# START OF Data for this exercise

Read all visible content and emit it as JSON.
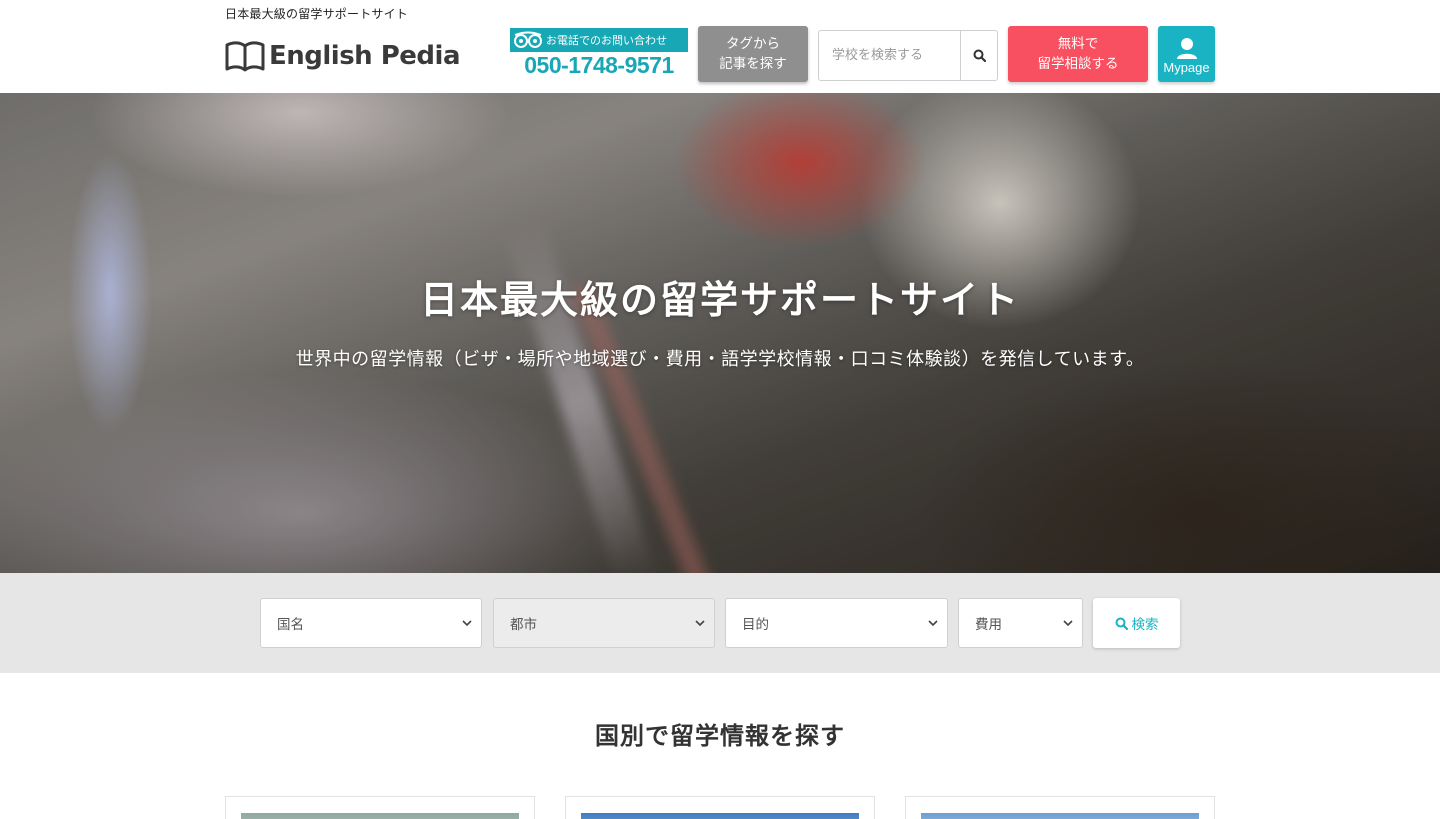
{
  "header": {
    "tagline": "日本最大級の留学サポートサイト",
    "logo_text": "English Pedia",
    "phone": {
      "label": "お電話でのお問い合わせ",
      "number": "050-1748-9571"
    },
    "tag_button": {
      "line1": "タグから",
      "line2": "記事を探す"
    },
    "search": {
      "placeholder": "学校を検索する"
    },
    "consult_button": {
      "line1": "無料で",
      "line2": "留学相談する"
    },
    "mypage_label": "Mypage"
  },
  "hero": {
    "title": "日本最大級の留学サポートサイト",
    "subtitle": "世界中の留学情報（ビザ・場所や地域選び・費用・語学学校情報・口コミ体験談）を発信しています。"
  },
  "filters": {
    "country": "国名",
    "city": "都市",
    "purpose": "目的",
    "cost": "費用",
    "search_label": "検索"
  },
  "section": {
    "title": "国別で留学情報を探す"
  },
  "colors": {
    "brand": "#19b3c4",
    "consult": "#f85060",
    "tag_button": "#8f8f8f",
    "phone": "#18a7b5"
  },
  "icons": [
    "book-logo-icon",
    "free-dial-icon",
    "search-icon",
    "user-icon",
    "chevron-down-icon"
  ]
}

# END OF Data for this exercise

> What you have to do
Without including any pictures, print all of the material exactly as given.

> Output
Read all visible content and emit it as JSON.
{
  "header": {
    "tagline": "日本最大級の留学サポートサイト",
    "logo_text": "English Pedia",
    "phone": {
      "label": "お電話でのお問い合わせ",
      "number": "050-1748-9571"
    },
    "tag_button": {
      "line1": "タグから",
      "line2": "記事を探す"
    },
    "search": {
      "placeholder": "学校を検索する"
    },
    "consult_button": {
      "line1": "無料で",
      "line2": "留学相談する"
    },
    "mypage_label": "Mypage"
  },
  "hero": {
    "title": "日本最大級の留学サポートサイト",
    "subtitle": "世界中の留学情報（ビザ・場所や地域選び・費用・語学学校情報・口コミ体験談）を発信しています。"
  },
  "filters": {
    "country": "国名",
    "city": "都市",
    "purpose": "目的",
    "cost": "費用",
    "search_label": "検索"
  },
  "section": {
    "title": "国別で留学情報を探す"
  },
  "colors": {
    "brand": "#19b3c4",
    "consult": "#f85060",
    "tag_button": "#8f8f8f",
    "phone": "#18a7b5"
  },
  "icons": [
    "book-logo-icon",
    "free-dial-icon",
    "search-icon",
    "user-icon",
    "chevron-down-icon"
  ]
}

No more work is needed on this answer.